• _Supplied records_
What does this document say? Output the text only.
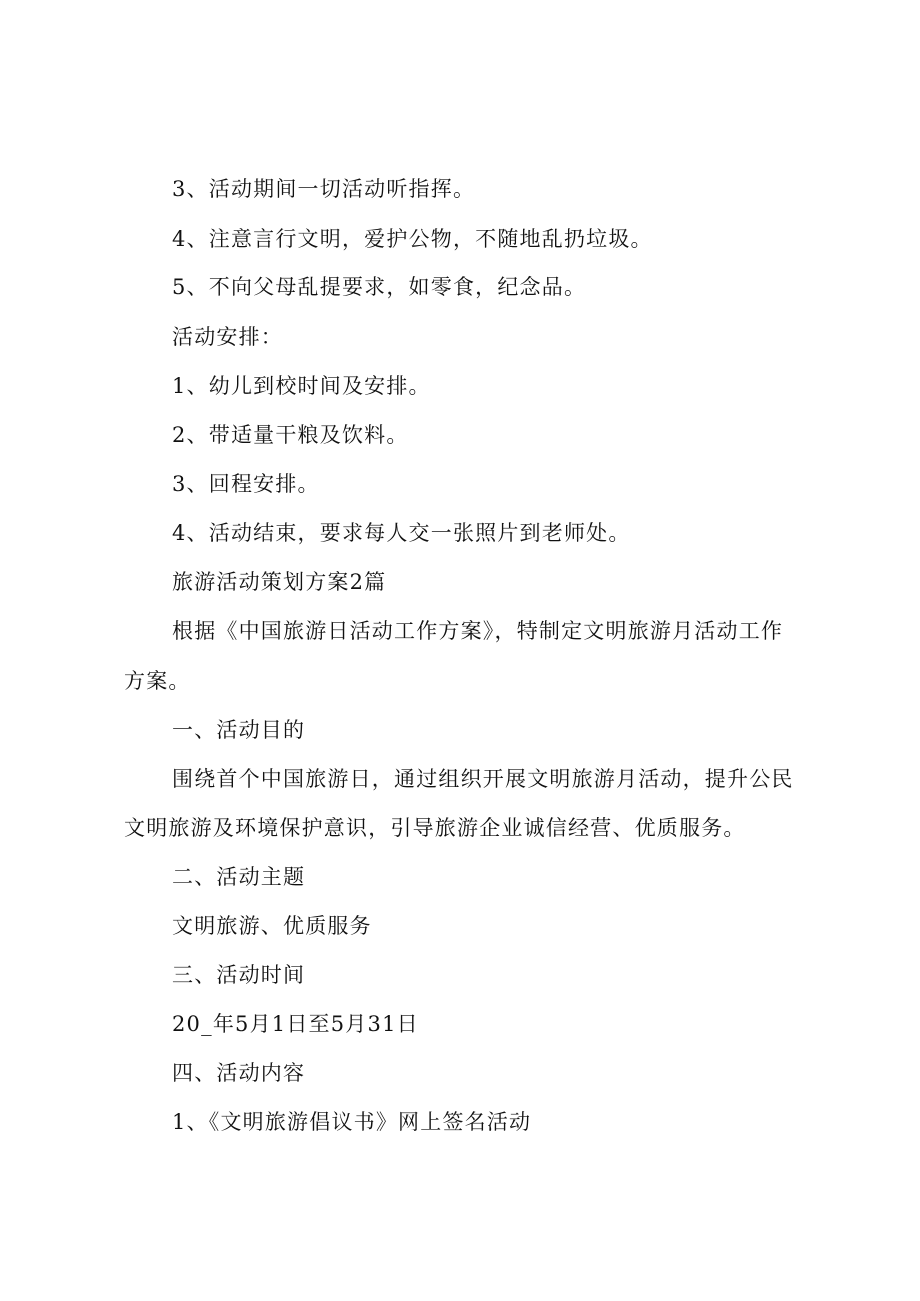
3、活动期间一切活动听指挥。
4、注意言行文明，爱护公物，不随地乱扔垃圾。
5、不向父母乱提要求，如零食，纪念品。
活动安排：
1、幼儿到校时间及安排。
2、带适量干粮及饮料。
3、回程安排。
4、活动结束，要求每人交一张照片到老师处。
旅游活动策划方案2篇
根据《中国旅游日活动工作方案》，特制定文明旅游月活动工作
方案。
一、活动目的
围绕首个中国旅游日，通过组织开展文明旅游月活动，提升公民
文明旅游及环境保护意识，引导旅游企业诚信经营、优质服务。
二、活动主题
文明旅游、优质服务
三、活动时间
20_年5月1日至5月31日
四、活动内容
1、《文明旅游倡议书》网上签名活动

==

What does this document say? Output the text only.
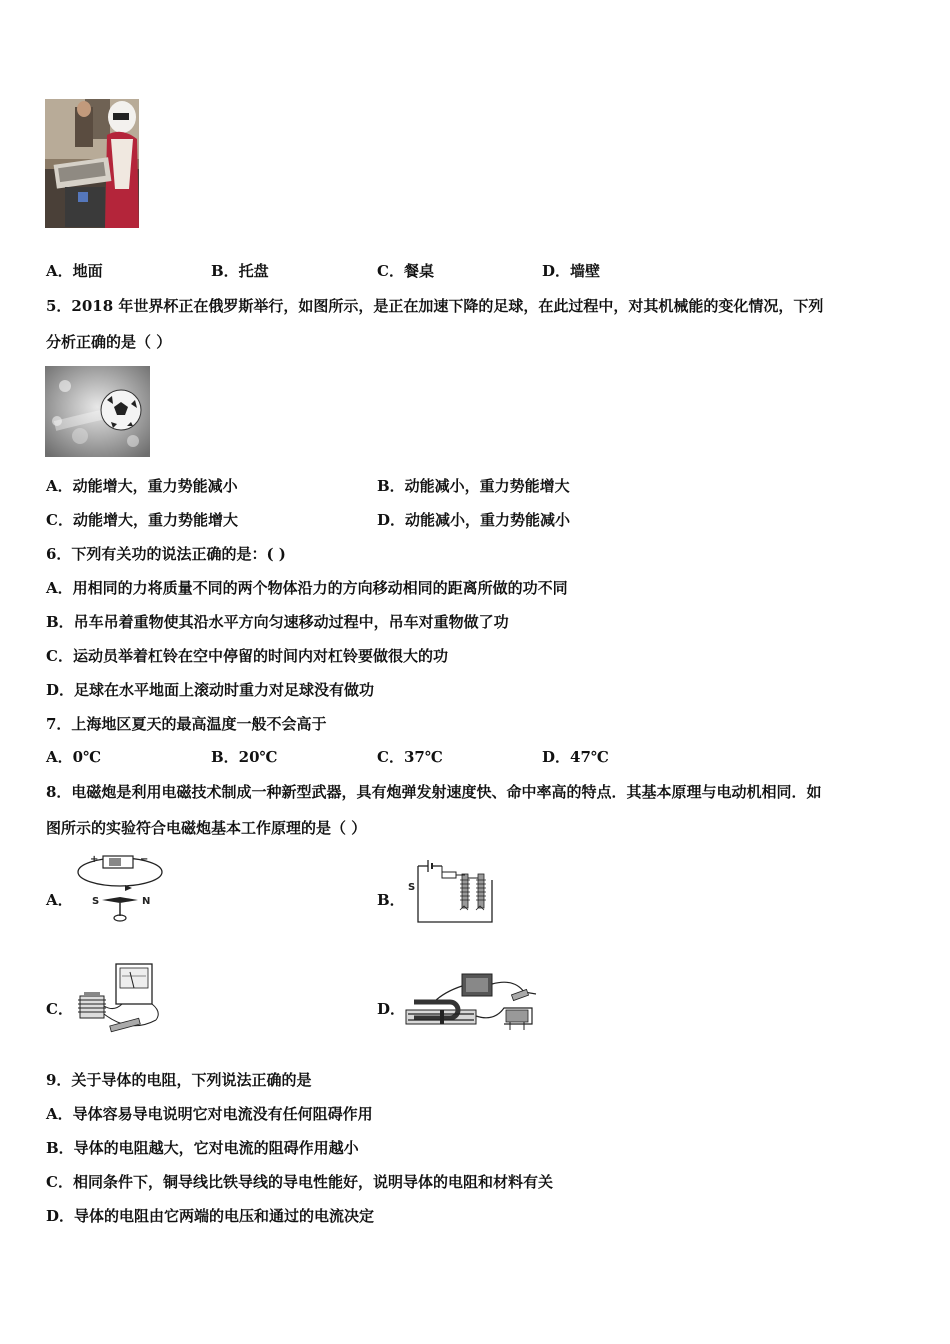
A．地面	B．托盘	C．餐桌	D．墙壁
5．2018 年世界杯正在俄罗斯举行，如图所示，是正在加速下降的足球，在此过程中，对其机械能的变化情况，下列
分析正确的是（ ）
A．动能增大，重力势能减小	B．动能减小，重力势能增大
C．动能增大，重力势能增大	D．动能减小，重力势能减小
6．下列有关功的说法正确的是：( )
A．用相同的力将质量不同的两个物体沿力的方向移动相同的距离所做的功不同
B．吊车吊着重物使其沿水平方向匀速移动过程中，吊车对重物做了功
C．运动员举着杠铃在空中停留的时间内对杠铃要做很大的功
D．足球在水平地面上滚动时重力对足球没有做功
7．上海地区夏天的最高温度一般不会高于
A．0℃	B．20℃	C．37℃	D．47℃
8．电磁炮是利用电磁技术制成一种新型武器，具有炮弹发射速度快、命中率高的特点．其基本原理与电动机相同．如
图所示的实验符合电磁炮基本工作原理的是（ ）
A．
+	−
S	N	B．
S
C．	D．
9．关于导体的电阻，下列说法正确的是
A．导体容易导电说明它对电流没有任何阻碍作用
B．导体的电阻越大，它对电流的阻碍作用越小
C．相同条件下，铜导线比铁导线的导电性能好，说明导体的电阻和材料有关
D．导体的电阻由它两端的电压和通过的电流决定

• _Problem description_
Read the data above and pull out each line that holds the string "优质服务".

• _Result_
文明旅游及环境保护意识，引导旅游企业诚信经营、优质服务。
文明旅游、优质服务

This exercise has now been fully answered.